[Start of MATERIAL FOR THIS TASK]
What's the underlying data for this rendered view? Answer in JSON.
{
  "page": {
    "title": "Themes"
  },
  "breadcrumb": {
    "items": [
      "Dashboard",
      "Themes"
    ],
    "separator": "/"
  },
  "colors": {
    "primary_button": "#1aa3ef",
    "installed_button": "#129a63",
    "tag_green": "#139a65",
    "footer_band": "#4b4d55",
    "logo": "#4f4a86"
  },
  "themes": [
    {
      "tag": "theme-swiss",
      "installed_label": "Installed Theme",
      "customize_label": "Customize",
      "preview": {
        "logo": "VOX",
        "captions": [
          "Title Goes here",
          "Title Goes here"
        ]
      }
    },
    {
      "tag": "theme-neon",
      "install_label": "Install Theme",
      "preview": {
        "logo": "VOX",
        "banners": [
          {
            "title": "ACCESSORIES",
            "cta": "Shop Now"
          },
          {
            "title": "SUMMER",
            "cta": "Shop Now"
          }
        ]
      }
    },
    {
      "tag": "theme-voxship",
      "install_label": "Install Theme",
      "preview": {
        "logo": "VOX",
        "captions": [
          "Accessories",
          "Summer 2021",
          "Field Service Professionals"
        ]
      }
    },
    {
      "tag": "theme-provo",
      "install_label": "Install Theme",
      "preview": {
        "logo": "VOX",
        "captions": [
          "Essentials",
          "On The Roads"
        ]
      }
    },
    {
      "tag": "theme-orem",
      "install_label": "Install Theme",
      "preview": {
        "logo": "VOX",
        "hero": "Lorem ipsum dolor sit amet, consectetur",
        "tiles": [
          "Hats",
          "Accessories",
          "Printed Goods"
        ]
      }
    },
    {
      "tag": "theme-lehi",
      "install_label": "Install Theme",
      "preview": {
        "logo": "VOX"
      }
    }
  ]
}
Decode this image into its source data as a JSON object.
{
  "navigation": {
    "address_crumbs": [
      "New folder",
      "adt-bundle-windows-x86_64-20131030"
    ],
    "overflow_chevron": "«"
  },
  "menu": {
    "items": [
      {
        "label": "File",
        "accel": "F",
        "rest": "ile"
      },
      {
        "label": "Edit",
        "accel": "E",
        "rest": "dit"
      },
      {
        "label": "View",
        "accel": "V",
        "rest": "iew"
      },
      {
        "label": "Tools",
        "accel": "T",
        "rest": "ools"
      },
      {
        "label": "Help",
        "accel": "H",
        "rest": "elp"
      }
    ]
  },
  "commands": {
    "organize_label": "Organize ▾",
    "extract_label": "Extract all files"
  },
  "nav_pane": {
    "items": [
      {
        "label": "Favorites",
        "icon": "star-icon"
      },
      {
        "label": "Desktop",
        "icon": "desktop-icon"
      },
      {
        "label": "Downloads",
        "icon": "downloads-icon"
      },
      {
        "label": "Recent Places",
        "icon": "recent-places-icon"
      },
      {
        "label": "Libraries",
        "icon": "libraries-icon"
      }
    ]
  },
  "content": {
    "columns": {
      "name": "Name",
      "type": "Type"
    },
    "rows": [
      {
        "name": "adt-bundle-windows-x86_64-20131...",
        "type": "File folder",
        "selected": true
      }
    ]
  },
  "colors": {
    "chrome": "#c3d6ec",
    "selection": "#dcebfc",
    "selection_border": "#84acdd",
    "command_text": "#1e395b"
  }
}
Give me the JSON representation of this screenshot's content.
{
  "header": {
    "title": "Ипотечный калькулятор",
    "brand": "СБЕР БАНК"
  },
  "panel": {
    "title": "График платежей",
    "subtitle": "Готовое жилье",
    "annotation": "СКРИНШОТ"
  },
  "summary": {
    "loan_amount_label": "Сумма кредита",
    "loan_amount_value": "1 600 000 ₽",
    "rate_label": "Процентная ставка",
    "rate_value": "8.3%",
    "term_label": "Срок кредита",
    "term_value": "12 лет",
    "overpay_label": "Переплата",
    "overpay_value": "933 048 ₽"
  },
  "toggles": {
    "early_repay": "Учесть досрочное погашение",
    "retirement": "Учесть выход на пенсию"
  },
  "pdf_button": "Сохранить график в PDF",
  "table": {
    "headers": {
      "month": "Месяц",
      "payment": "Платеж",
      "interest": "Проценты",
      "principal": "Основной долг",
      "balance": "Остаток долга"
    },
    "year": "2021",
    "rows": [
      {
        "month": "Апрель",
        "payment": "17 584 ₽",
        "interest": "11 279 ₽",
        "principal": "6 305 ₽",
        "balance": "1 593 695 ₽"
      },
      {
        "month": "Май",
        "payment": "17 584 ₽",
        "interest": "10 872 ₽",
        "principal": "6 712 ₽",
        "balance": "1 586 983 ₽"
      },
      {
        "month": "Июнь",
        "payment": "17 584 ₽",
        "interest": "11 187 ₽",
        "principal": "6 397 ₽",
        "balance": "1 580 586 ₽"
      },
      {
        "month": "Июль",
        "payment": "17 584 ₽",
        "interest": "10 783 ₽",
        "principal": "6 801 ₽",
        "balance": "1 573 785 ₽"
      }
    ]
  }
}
[End of MATERIAL FOR THIS TASK]
> **REQUIREMENTS**:
Across the data above, how many lines include the word "кредита"? Give only the count.

> **SOLUTION BELOW**:
2